═════ Task input

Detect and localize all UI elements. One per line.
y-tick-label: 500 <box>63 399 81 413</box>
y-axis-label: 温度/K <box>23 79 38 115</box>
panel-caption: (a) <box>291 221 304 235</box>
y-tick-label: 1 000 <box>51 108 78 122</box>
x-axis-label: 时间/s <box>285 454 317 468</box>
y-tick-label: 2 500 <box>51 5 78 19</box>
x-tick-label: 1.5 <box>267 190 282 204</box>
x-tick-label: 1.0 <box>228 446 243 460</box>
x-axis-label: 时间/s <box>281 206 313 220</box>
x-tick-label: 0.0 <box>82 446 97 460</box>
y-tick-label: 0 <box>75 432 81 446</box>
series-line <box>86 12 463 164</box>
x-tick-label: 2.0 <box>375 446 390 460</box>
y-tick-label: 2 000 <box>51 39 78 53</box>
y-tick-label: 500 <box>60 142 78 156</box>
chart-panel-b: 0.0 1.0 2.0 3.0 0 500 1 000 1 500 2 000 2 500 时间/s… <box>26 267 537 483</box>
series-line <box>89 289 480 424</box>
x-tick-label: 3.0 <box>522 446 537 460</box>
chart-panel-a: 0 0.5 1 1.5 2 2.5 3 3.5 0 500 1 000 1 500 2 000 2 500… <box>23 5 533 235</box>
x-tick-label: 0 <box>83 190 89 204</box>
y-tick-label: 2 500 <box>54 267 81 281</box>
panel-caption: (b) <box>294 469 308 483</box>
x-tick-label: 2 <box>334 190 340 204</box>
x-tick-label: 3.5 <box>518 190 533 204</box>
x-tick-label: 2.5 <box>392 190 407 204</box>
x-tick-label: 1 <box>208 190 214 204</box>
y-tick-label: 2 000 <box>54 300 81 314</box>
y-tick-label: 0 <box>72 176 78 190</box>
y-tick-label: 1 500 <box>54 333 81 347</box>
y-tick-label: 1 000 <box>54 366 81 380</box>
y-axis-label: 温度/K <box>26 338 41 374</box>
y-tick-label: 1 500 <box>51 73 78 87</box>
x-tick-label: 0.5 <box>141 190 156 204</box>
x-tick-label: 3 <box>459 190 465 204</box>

══════════

* [Work to be completed] Please update the data from its first line through the line containing "y-tick-label: 500 <box>60 142 78 156</box>", changing every "x-tick-label" to "x-axis-tick" and keeping everything else the same. Return only those lines.

* [Complete output]
Detect and localize all UI elements. One per line.
y-tick-label: 500 <box>63 399 81 413</box>
y-axis-label: 温度/K <box>23 79 38 115</box>
panel-caption: (a) <box>291 221 304 235</box>
y-tick-label: 1 000 <box>51 108 78 122</box>
x-axis-label: 时间/s <box>285 454 317 468</box>
y-tick-label: 2 500 <box>51 5 78 19</box>
x-axis-tick: 1.5 <box>267 190 282 204</box>
x-axis-tick: 1.0 <box>228 446 243 460</box>
x-axis-label: 时间/s <box>281 206 313 220</box>
x-axis-tick: 0.0 <box>82 446 97 460</box>
y-tick-label: 0 <box>75 432 81 446</box>
series-line <box>86 12 463 164</box>
x-axis-tick: 2.0 <box>375 446 390 460</box>
y-tick-label: 2 000 <box>51 39 78 53</box>
y-tick-label: 500 <box>60 142 78 156</box>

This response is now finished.